Given exercise
Word for word, quote all of the material, omitting the pictures.

Given entries
## Begin

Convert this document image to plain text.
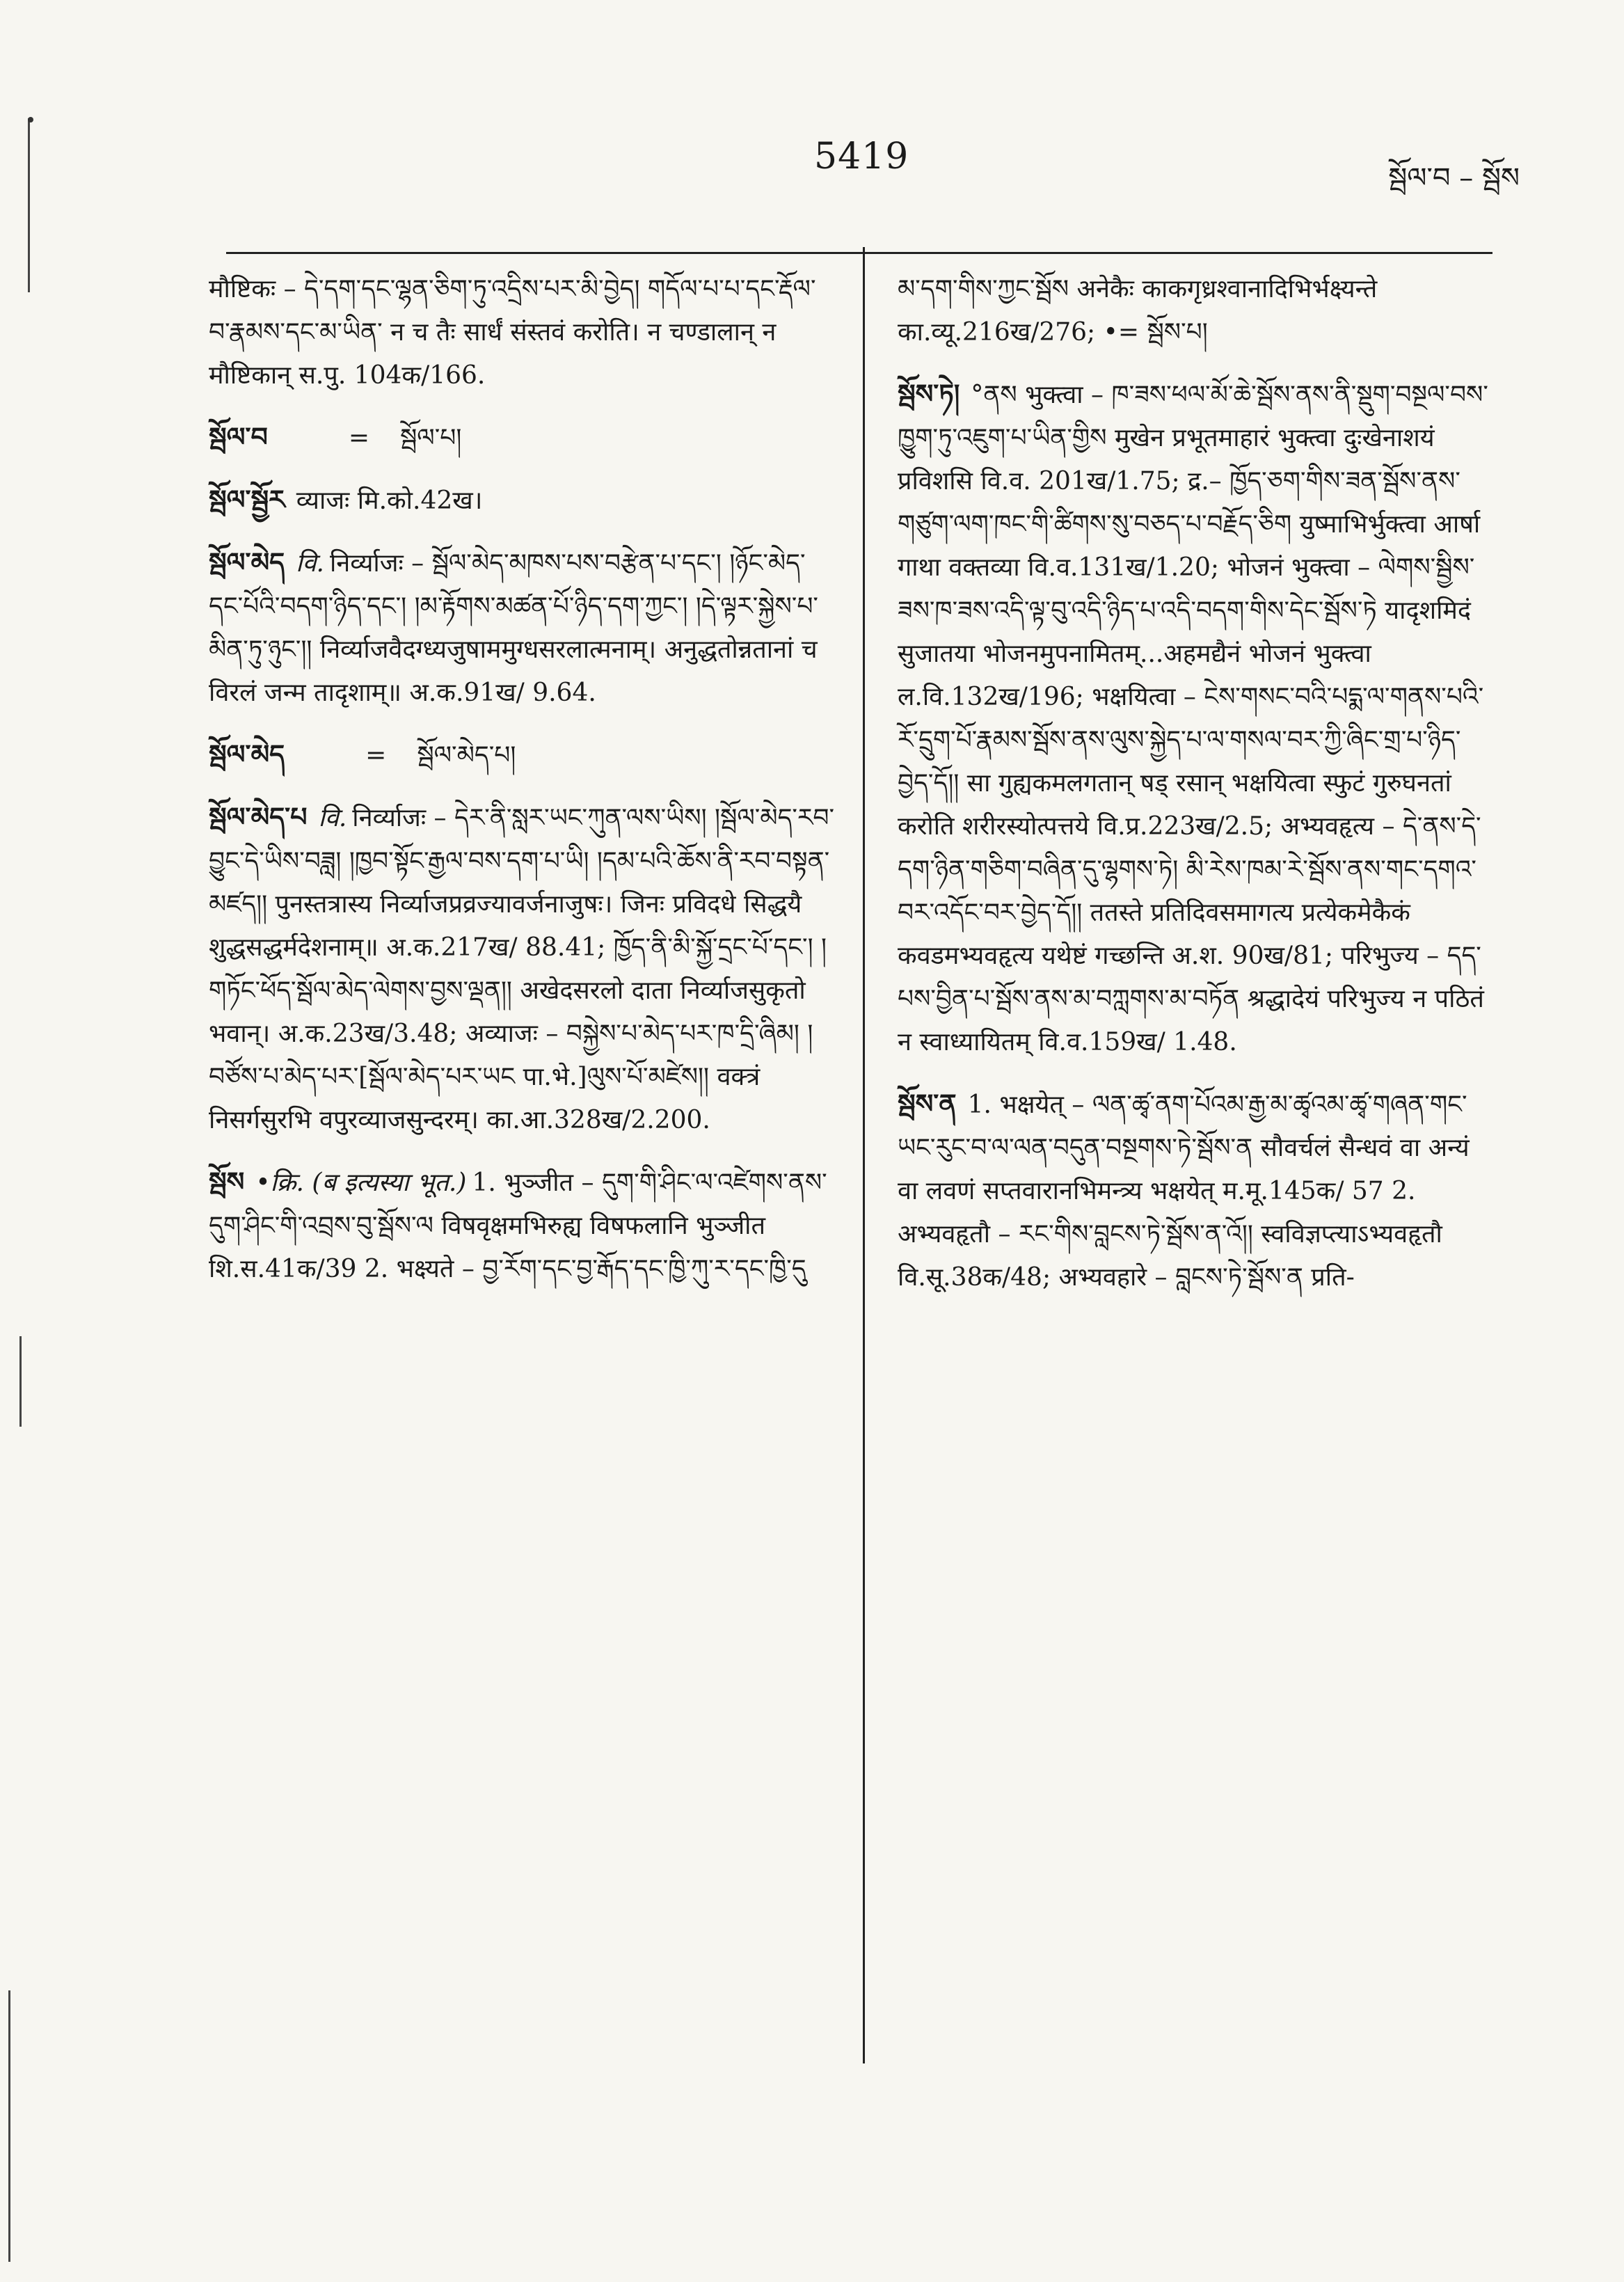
5419
སྦོལ་བ – སྦོས
मौष्टिकः – དེ་དག་དང་ལྷན་ཅིག་ཏུ་འདྲིས་པར་མི་བྱེད། གདོལ་པ་པ་དང་རྡོལ་བ་རྣམས་དང་མ་ཡིན་ न च तैः सार्धं संस्तवं करोति। न चण्डालान् न मौष्टिकान् स.पु. 104क/166.
སྦོལ་བ	= སྦོལ་པ།
སྦོལ་སྦྱོར व्याजः मि.को.42ख।
སྦོལ་མེད वि. निर्व्याजः – སྦོལ་མེད་མཁས་པས་བརྩེན་པ་དང་། །ཉོང་མེད་དང་པོའི་བདག་ཉིད་དང་། །མ་རྟོགས་མཚན་པོ་ཉིད་དག་ཀྱང་། །དེ་ལྟར་སྐྱེས་པ་མིན་ཏུ་ཉུང་།། निर्व्याजवैदग्ध्यजुषाममुग्धसरलात्मनाम्। अनुद्धतोन्नतानां च विरलं जन्म तादृशाम्॥ अ.क.91ख/ 9.64.
སྦོལ་མེད	= སྦོལ་མེད་པ།
སྦོལ་མེད་པ वि. निर्व्याजः – དེར་ནི་སླར་ཡང་ཀུན་ལས་ཡིས། །སྦོལ་མེད་རབ་བྱུང་དེ་ཡིས་བཟླ། །ཁྱབ་སྟོང་རྒྱལ་བས་དག་པ་ཡི། །དམ་པའི་ཆོས་ནི་རབ་བསྟན་མཛད།། पुनस्तत्रास्य निर्व्याजप्रव्रज्यावर्जनाजुषः। जिनः प्रविदधे सिद्धयै शुद्धसद्धर्मदेशनाम्॥ अ.क.217ख/ 88.41; ཁྱོད་ནི་མི་སྐྱོ་དྲང་པོ་དང་། །གཏོང་ཕོད་སྦོལ་མེད་ལེགས་བྱས་ལྡན།། अखेदसरलो दाता निर्व्याजसुकृतो भवान्। अ.क.23ख/3.48; अव्याजः – བསྐྱེས་པ་མེད་པར་ཁ་དྲི་ཞིམ། །བཙོས་པ་མེད་པར་[སྦོལ་མེད་པར་ཡང पा.भे.]ལུས་པོ་མཛེས།། वक्त्रं निसर्गसुरभि वपुरव्याजसुन्दरम्। का.आ.328ख/2.200.
སྦོས •क्रि. (ब इत्यस्या भूत.) 1. भुञ्जीत – དུག་གི་ཤིང་ལ་འཛེགས་ནས་དུག་ཤིང་གི་འབྲས་བུ་སྦོས་ལ विषवृक्षमभिरुह्य विषफलानि भुञ्जीत शि.स.41क/39 2. भक्ष्यते – བྱ་རོག་དང་བྱ་རྒོད་དང་ཁྱི་ཀུ་ར་དང་ཁྱི་དུ
མ་དག་གིས་ཀྱང་སྦོས अनेकैः काकगृध्रश्वानादिभिर्भक्ष्यन्ते का.व्यू.216ख/276; •= སྦོས་པ།
སྦོས་ཏེ། °ནས भुक्त्वा – ཁ་ཟས་ཕལ་མོ་ཆེ་སྦོས་ནས་ནི་སྡུག་བསྔལ་བས་ཁྱུག་ཏུ་འཇུག་པ་ཡིན་གྱིས मुखेन प्रभूतमाहारं भुक्त्वा दुःखेनाशयं प्रविशसि वि.व. 201ख/1.75; द्र.– ཁྱོད་ཅག་གིས་ཟན་སྦོས་ནས་གཙུག་ལག་ཁང་གི་ཚིགས་སུ་བཅད་པ་བརྗོད་ཅིག युष्माभिर्भुक्त्वा आर्षा गाथा वक्तव्या वि.व.131ख/1.20; भोजनं भुक्त्वा – ལེགས་སྦྱིས་ཟས་ཁ་ཟས་འདི་ལྟ་བུ་འདི་ཉིད་པ་འདི་བདག་གིས་དེང་སྦོས་ཏེ यादृशमिदं सुजातया भोजनमुपनामितम्...अहमद्यैनं भोजनं भुक्त्वा ल.वि.132ख/196; भक्षयित्वा – ངེས་གསང་བའི་པདྨ་ལ་གནས་པའི་རོ་དྲུག་པོ་རྣམས་སྦོས་ནས་ལུས་སྐྱེད་པ་ལ་གསལ་བར་ཀྱི་ཞིང་གྲ་པ་ཉིད་བྱེད་དོ།། सा गुह्यकमलगतान् षड् रसान् भक्षयित्वा स्फुटं गुरुघनतां करोति शरीरस्योत्पत्तये वि.प्र.223ख/2.5; अभ्यवहृत्य – དེ་ནས་དེ་དག་ཉིན་གཅིག་བཞིན་དུ་ལྷགས་ཏེ། མི་རེས་ཁམ་རེ་སྦོས་ནས་གང་དགའ་བར་འདོང་བར་བྱེད་དོ།། ततस्ते प्रतिदिवसमागत्य प्रत्येकमेकैकं कवडमभ्यवहृत्य यथेष्टं गच्छन्ति अ.श. 90ख/81; परिभुज्य – དད་པས་བྱིན་པ་སྦོས་ནས་མ་བཀླགས་མ་བཏོན श्रद्धादेयं परिभुज्य न पठितं न स्वाध्यायितम् वि.व.159ख/ 1.48.
སྦོས་ན 1. भक्षयेत् – ལན་ཚྭ་ནག་པོའམ་རྒྱ་མ་ཚྭའམ་ཚྭ་གཞན་གང་ཡང་རུང་བ་ལ་ལན་བདུན་བསྔགས་ཏེ་སྦོས་ན सौवर्चलं सैन्धवं वा अन्यं वा लवणं सप्तवारानभिमन्त्र्य भक्षयेत् म.मू.145क/ 57 2. अभ्यवहृतौ – རང་གིས་བླངས་ཏེ་སྦོས་ན་འོ།། स्वविज्ञप्त्याऽभ्यवहृतौ वि.सू.38क/48; अभ्यवहारे – བླངས་ཏེ་སྦོས་ན प्रति-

## End

Answer
Convert this document image to plain text.
5419
སྦོལ་བ – སྦོས
मौष्टिकः – དེ་དག་དང་ལྷན་ཅིག་ཏུ་འདྲིས་པར་མི་བྱེད། གདོལ་པ་པ་དང་རྡོལ་བ་རྣམས་དང་མ་ཡིན་ न च तैः सार्धं संस्तवं करोति। न चण्डालान् न मौष्टिकान् स.पु. 104क/166.
སྦོལ་བ	= སྦོལ་པ།
སྦོལ་སྦྱོར व्याजः मि.को.42ख।
སྦོལ་མེད वि. निर्व्याजः – སྦོལ་མེད་མཁས་པས་བརྩེན་པ་དང་། །ཉོང་མེད་དང་པོའི་བདག་ཉིད་དང་། །མ་རྟོགས་མཚན་པོ་ཉིད་དག་ཀྱང་། །དེ་ལྟར་སྐྱེས་པ་མིན་ཏུ་ཉུང་།། निर्व्याजवैदग्ध्यजुषाममुग्धसरलात्मनाम्। अनुद्धतोन्नतानां च विरलं जन्म तादृशाम्॥ अ.क.91ख/ 9.64.
སྦོལ་མེད	= སྦོལ་མེད་པ།
སྦོལ་མེད་པ वि. निर्व्याजः – དེར་ནི་སླར་ཡང་ཀུན་ལས་ཡིས། །སྦོལ་མེད་རབ་བྱུང་དེ་ཡིས་བཟླ། །ཁྱབ་སྟོང་རྒྱལ་བས་དག་པ་ཡི། །དམ་པའི་ཆོས་ནི་རབ་བསྟན་མཛད།། पुनस्तत्रास्य निर्व्याजप्रव्रज्यावर्जनाजुषः। जिनः प्रविदधे सिद्धयै शुद्धसद्धर्मदेशनाम्॥ अ.क.217ख/ 88.41; ཁྱོད་ནི་མི་སྐྱོ་དྲང་པོ་དང་། །གཏོང་ཕོད་སྦོལ་མེད་ལེགས་བྱས་ལྡན།། अखेदसरलो दाता निर्व्याजसुकृतो भवान्। अ.क.23ख/3.48; अव्याजः – བསྐྱེས་པ་མེད་པར་ཁ་དྲི་ཞིམ། །བཙོས་པ་མེད་པར་[སྦོལ་མེད་པར་ཡང पा.भे.]ལུས་པོ་མཛེས།། वक्त्रं निसर्गसुरभि वपुरव्याजसुन्दरम्। का.आ.328ख/2.200.
སྦོས •क्रि. (ब इत्यस्या भूत.) 1. भुञ्जीत – དུག་གི་ཤིང་ལ་འཛེགས་ནས་དུག་ཤིང་གི་འབྲས་བུ་སྦོས་ལ विषवृक्षमभिरुह्य विषफलानि भुञ्जीत शि.स.41क/39 2. भक्ष्यते – བྱ་རོག་དང་བྱ་རྒོད་དང་ཁྱི་ཀུ་ར་དང་ཁྱི་དུ
མ་དག་གིས་ཀྱང་སྦོས अनेकैः काकगृध्रश्वानादिभिर्भक्ष्यन्ते का.व्यू.216ख/276; •= སྦོས་པ།
སྦོས་ཏེ། °ནས भुक्त्वा – ཁ་ཟས་ཕལ་མོ་ཆེ་སྦོས་ནས་ནི་སྡུག་བསྔལ་བས་ཁྱུག་ཏུ་འཇུག་པ་ཡིན་གྱིས मुखेन प्रभूतमाहारं भुक्त्वा दुःखेनाशयं प्रविशसि वि.व. 201ख/1.75; द्र.– ཁྱོད་ཅག་གིས་ཟན་སྦོས་ནས་གཙུག་ལག་ཁང་གི་ཚིགས་སུ་བཅད་པ་བརྗོད་ཅིག युष्माभिर्भुक्त्वा आर्षा गाथा वक्तव्या वि.व.131ख/1.20; भोजनं भुक्त्वा – ལེགས་སྦྱིས་ཟས་ཁ་ཟས་འདི་ལྟ་བུ་འདི་ཉིད་པ་འདི་བདག་གིས་དེང་སྦོས་ཏེ यादृशमिदं सुजातया भोजनमुपनामितम्...अहमद्यैनं भोजनं भुक्त्वा ल.वि.132ख/196; भक्षयित्वा – ངེས་གསང་བའི་པདྨ་ལ་གནས་པའི་རོ་དྲུག་པོ་རྣམས་སྦོས་ནས་ལུས་སྐྱེད་པ་ལ་གསལ་བར་ཀྱི་ཞིང་གྲ་པ་ཉིད་བྱེད་དོ།། सा गुह्यकमलगतान् षड् रसान् भक्षयित्वा स्फुटं गुरुघनतां करोति शरीरस्योत्पत्तये वि.प्र.223ख/2.5; अभ्यवहृत्य – དེ་ནས་དེ་དག་ཉིན་གཅིག་བཞིན་དུ་ལྷགས་ཏེ། མི་རེས་ཁམ་རེ་སྦོས་ནས་གང་དགའ་བར་འདོང་བར་བྱེད་དོ།། ततस्ते प्रतिदिवसमागत्य प्रत्येकमेकैकं कवडमभ्यवहृत्य यथेष्टं गच्छन्ति अ.श. 90ख/81; परिभुज्य – དད་པས་བྱིན་པ་སྦོས་ནས་མ་བཀླགས་མ་བཏོན श्रद्धादेयं परिभुज्य न पठितं न स्वाध्यायितम् वि.व.159ख/ 1.48.
སྦོས་ན 1. भक्षयेत् – ལན་ཚྭ་ནག་པོའམ་རྒྱ་མ་ཚྭའམ་ཚྭ་གཞན་གང་ཡང་རུང་བ་ལ་ལན་བདུན་བསྔགས་ཏེ་སྦོས་ན सौवर्चलं सैन्धवं वा अन्यं वा लवणं सप्तवारानभिमन्त्र्य भक्षयेत् म.मू.145क/ 57 2. अभ्यवहृतौ – རང་གིས་བླངས་ཏེ་སྦོས་ན་འོ།། स्वविज्ञप्त्याऽभ्यवहृतौ वि.सू.38क/48; अभ्यवहारे – བླངས་ཏེ་སྦོས་ན प्रति-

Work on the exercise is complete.